How many lines in the entries below include the string "JSON"? Answer with the number only.

..........

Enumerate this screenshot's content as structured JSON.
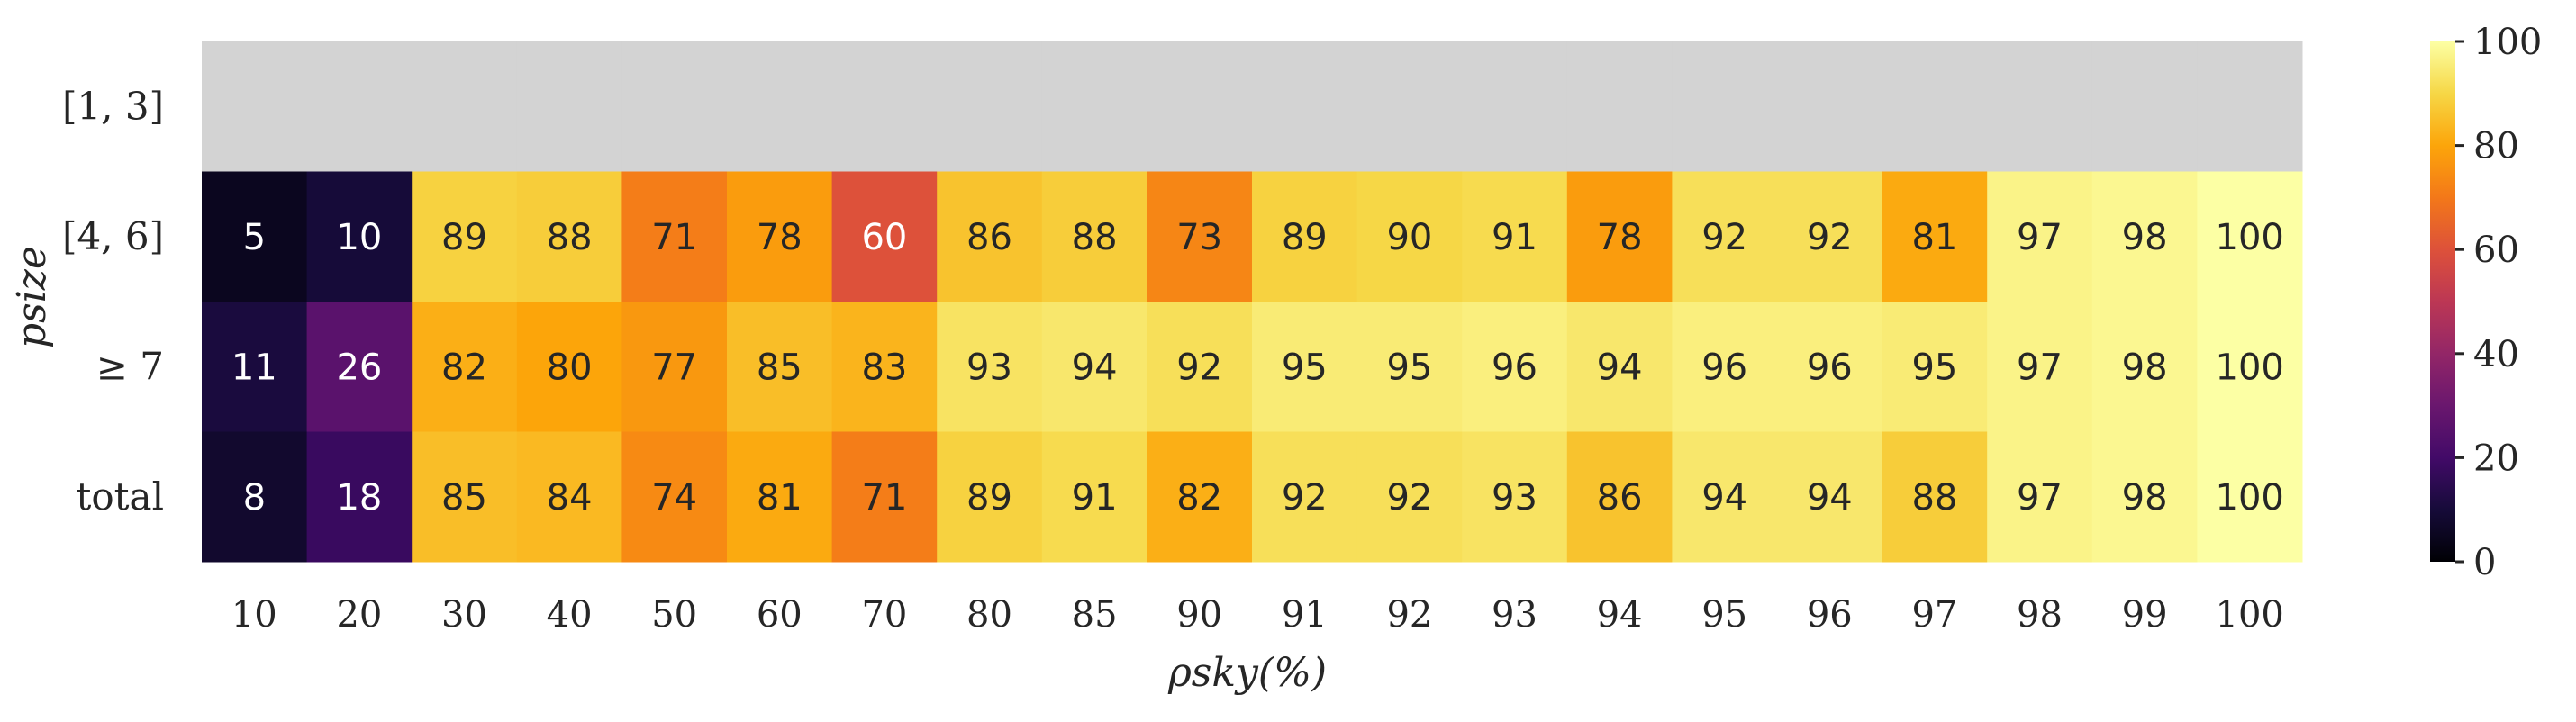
{
  "chart_data": {
    "type": "heatmap",
    "title": "",
    "xlabel": "ρsky(%)",
    "ylabel": "psize",
    "x_categories": [
      "10",
      "20",
      "30",
      "40",
      "50",
      "60",
      "70",
      "80",
      "85",
      "90",
      "91",
      "92",
      "93",
      "94",
      "95",
      "96",
      "97",
      "98",
      "99",
      "100"
    ],
    "y_categories": [
      "[1, 3]",
      "[4, 6]",
      "≥ 7",
      "total"
    ],
    "values": [
      [
        null,
        null,
        null,
        null,
        null,
        null,
        null,
        null,
        null,
        null,
        null,
        null,
        null,
        null,
        null,
        null,
        null,
        null,
        null,
        null
      ],
      [
        5,
        10,
        89,
        88,
        71,
        78,
        60,
        86,
        88,
        73,
        89,
        90,
        91,
        78,
        92,
        92,
        81,
        97,
        98,
        100
      ],
      [
        11,
        26,
        82,
        80,
        77,
        85,
        83,
        93,
        94,
        92,
        95,
        95,
        96,
        94,
        96,
        96,
        95,
        97,
        98,
        100
      ],
      [
        8,
        18,
        85,
        84,
        74,
        81,
        71,
        89,
        91,
        82,
        92,
        92,
        93,
        86,
        94,
        94,
        88,
        97,
        98,
        100
      ]
    ],
    "missing_color": "#d3d3d3",
    "colormap": "inferno",
    "vmin": 0,
    "vmax": 100,
    "colorbar_ticks": [
      "0",
      "20",
      "40",
      "60",
      "80",
      "100"
    ],
    "grid": false
  }
}
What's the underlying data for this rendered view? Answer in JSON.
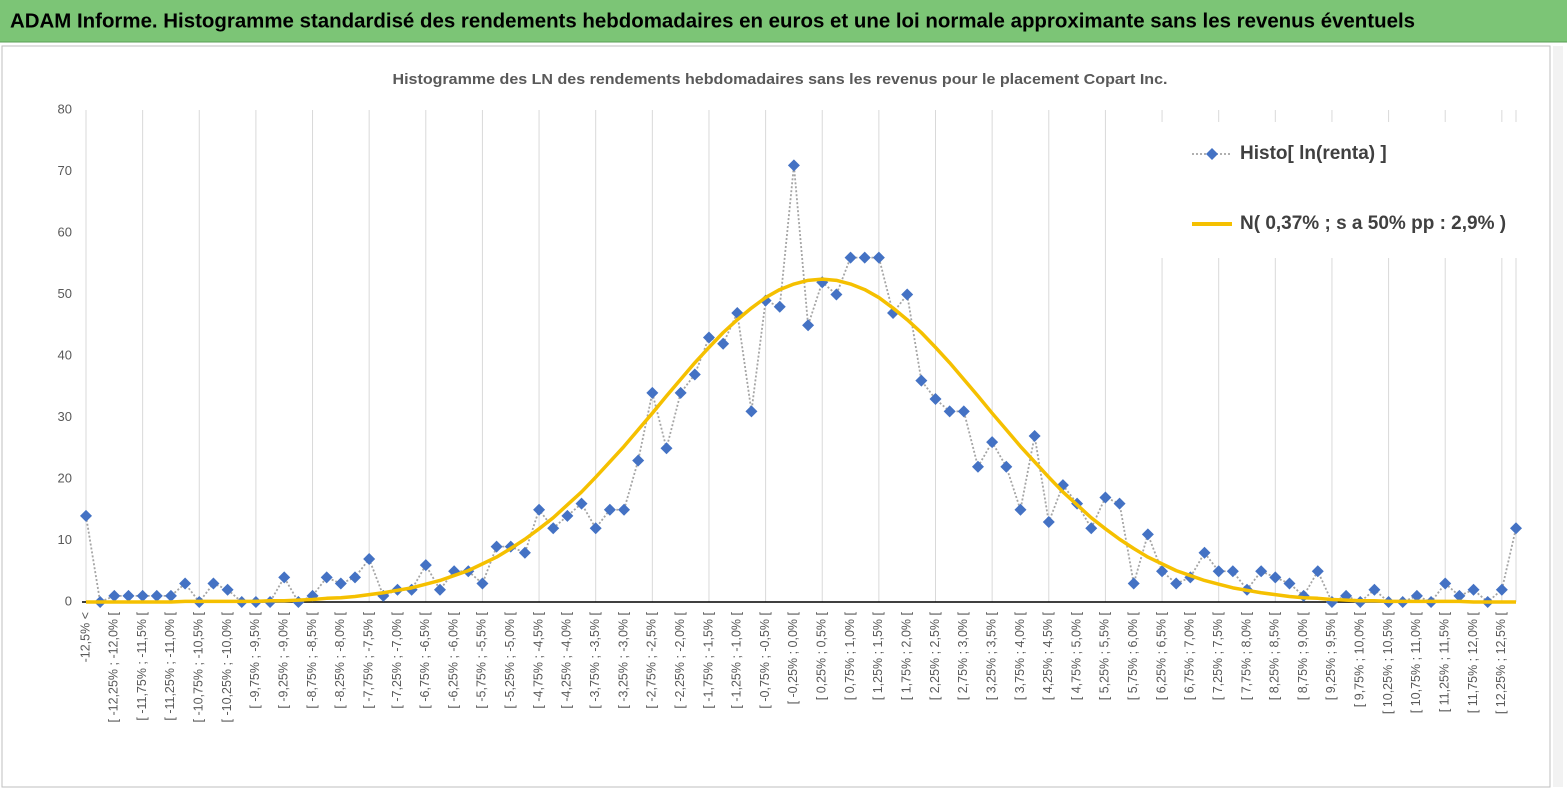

..........

◆ **Result**: 2